WHAT YOU HAVE TO DO: Where a line of the material contains the string "Luxury", copy that line.

MATERIAL FOR THIS EXERCISE:
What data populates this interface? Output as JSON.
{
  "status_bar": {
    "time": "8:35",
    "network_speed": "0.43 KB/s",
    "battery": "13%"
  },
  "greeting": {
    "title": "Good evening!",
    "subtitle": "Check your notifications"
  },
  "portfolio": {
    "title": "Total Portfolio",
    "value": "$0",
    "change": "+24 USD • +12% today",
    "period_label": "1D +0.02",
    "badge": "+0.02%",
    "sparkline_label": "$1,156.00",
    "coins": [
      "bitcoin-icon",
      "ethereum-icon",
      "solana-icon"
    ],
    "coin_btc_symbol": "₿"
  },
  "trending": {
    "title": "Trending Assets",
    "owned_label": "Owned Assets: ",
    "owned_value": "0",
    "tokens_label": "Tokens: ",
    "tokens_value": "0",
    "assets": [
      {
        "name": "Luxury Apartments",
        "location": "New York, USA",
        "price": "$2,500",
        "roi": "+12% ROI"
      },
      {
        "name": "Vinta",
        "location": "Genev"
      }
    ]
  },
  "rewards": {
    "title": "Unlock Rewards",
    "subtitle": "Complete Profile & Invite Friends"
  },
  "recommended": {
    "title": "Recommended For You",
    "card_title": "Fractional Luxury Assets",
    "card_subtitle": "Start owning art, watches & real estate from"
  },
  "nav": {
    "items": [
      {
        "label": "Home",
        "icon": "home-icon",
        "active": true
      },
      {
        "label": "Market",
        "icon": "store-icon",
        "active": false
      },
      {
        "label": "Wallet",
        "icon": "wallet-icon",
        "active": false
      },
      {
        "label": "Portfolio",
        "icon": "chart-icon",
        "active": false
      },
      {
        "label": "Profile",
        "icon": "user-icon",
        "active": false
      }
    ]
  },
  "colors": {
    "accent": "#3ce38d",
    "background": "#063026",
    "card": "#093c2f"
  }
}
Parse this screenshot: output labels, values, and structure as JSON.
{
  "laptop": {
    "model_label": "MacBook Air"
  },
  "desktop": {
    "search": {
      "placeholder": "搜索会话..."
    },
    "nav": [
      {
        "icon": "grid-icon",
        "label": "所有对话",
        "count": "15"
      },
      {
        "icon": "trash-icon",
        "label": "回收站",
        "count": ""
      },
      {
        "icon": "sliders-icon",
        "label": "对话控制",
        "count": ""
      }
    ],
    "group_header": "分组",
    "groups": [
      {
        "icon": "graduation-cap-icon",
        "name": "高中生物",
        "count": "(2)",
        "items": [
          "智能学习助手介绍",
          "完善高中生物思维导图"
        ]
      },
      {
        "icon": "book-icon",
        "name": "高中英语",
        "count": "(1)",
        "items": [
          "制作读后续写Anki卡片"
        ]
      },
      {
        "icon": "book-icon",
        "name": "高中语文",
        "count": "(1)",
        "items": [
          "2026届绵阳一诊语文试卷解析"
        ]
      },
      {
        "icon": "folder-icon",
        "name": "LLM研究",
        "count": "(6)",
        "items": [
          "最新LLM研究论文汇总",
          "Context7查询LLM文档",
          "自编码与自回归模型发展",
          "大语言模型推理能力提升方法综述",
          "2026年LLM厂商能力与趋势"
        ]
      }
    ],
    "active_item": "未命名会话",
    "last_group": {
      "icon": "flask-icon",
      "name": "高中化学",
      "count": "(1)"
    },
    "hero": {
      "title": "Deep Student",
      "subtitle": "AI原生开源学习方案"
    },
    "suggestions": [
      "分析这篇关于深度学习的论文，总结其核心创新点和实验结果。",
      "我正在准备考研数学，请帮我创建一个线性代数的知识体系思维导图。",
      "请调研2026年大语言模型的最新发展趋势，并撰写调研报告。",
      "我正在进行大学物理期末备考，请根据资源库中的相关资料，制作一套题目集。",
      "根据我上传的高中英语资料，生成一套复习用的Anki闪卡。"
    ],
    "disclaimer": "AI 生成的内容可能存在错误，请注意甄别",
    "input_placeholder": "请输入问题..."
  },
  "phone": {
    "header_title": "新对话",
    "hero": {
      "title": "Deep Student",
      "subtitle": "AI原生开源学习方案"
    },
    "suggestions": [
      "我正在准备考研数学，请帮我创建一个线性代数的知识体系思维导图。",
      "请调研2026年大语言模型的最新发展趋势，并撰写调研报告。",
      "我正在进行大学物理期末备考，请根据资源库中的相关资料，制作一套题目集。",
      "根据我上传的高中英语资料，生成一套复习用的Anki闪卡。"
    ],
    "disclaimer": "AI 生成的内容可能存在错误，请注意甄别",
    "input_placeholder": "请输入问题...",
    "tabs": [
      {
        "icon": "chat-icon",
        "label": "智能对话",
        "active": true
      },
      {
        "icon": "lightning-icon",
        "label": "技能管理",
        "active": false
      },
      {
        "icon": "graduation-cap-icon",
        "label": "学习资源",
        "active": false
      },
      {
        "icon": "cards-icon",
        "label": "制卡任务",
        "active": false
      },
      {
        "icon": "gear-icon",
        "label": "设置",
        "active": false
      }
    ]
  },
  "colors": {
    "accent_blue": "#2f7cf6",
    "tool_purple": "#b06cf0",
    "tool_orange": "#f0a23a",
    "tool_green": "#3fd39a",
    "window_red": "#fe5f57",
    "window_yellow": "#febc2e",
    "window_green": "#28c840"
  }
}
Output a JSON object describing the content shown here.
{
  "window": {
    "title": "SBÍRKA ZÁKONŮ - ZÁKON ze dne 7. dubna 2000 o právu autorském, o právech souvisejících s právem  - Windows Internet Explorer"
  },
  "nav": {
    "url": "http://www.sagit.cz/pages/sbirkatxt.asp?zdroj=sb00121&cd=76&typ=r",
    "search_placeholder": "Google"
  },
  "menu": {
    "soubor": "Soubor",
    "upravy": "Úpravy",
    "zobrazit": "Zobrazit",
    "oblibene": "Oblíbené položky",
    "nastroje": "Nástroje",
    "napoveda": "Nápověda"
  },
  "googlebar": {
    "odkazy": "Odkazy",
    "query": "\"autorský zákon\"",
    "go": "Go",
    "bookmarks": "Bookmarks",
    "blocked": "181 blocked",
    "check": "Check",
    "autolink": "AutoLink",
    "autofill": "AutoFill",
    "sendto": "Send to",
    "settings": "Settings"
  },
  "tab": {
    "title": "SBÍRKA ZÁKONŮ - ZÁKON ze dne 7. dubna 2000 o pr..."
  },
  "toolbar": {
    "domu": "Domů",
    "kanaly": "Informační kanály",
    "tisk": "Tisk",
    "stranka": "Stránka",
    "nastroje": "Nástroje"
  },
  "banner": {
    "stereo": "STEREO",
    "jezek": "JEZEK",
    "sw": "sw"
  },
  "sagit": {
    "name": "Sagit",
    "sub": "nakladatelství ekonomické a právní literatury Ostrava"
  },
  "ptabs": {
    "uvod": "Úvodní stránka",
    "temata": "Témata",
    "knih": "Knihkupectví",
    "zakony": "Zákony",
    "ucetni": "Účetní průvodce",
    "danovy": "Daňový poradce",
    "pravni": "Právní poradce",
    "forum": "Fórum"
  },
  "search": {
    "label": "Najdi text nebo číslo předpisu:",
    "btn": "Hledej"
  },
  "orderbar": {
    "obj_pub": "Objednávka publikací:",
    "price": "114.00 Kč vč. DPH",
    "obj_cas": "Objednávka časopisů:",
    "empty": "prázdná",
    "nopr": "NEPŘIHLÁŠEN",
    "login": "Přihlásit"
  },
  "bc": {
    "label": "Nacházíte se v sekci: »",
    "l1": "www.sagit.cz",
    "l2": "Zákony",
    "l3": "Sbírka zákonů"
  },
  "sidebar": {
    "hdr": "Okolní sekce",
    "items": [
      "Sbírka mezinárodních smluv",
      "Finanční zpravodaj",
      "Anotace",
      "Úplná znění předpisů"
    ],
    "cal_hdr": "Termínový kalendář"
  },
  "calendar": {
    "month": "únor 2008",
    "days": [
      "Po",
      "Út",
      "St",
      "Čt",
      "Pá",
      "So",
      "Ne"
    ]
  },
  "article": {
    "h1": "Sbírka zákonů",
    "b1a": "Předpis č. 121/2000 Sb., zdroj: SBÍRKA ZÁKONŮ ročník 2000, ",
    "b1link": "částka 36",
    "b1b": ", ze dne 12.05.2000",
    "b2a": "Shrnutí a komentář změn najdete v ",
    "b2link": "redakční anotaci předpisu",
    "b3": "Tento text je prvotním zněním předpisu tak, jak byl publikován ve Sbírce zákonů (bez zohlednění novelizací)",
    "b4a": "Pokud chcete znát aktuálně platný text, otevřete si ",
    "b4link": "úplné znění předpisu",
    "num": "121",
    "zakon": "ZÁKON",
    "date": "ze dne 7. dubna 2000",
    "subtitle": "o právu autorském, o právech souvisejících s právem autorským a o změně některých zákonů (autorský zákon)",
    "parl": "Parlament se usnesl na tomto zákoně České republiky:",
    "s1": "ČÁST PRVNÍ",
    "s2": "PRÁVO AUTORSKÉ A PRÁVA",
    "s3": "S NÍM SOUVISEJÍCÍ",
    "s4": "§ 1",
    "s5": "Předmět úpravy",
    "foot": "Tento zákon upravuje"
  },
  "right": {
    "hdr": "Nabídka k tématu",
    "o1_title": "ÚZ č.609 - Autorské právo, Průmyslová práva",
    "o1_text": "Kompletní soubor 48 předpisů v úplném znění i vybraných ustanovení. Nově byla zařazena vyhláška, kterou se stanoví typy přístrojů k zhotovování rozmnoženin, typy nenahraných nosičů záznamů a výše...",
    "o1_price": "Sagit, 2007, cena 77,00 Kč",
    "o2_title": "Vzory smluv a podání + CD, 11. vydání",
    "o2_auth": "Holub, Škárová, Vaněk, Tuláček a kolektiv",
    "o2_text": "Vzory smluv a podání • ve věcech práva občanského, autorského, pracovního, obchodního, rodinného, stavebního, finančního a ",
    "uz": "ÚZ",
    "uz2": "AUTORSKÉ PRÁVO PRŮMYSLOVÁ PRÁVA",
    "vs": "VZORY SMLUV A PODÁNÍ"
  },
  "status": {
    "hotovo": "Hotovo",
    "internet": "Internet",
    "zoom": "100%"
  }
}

EXERCISE SOLUTION:
        "name": "Luxury Apartments",
    "card_title": "Fractional Luxury Assets",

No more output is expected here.